A run of records
** Begin **
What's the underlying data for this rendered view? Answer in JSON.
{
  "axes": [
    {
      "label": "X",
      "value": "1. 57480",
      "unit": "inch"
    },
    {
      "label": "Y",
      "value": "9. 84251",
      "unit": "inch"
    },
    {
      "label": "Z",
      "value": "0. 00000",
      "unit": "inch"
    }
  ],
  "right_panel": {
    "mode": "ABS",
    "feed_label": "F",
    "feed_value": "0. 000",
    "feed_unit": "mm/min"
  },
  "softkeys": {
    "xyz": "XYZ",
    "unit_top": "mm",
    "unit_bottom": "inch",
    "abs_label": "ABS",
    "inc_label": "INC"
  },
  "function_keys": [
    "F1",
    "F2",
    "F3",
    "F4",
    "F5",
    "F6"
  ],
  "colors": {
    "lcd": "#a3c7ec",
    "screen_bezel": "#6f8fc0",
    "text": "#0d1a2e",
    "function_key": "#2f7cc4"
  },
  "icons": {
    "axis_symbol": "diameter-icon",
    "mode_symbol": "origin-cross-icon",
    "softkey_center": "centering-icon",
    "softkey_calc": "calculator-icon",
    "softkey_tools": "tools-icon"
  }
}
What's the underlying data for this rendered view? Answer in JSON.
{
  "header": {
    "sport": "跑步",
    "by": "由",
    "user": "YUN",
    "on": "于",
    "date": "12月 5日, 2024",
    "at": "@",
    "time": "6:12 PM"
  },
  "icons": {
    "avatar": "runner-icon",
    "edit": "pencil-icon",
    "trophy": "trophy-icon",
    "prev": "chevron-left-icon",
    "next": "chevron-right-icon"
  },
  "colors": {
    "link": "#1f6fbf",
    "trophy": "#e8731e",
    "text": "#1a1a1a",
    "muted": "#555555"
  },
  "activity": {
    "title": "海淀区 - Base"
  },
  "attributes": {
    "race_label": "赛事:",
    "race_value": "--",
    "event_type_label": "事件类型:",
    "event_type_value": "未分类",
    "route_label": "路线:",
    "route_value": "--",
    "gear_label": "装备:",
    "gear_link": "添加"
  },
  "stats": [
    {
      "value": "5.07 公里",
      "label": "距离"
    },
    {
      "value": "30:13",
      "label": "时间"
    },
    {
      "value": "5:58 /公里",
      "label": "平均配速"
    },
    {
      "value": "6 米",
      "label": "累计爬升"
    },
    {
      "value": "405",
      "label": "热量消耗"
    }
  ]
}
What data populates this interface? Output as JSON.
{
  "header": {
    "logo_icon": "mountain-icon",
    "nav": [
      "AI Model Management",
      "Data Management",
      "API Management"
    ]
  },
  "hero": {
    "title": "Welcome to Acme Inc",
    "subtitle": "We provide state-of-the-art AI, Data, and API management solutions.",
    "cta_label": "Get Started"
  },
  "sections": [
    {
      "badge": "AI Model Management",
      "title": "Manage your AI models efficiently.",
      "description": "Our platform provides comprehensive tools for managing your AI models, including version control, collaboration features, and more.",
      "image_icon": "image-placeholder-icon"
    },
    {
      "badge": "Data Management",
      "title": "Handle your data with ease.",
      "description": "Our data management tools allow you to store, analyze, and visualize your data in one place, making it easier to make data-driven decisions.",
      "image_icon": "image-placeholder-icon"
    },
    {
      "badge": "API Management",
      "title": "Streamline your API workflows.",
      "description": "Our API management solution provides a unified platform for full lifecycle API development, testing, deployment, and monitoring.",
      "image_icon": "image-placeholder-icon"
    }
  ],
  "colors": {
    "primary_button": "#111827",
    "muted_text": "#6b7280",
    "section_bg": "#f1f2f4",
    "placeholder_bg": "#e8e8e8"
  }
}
** End **
In the records above, locate each line with the word "your". Copy all such lines.

= EXERCISE ANSWER =
      "title": "Manage your AI models efficiently.",
      "description": "Our platform provides comprehensive tools for managing your AI models, including version control, collaboration features, and more.",
      "title": "Handle your data with ease.",
      "description": "Our data management tools allow you to store, analyze, and visualize your data in one place, making it easier to make data-driven decisions.",
      "title": "Streamline your API workflows.",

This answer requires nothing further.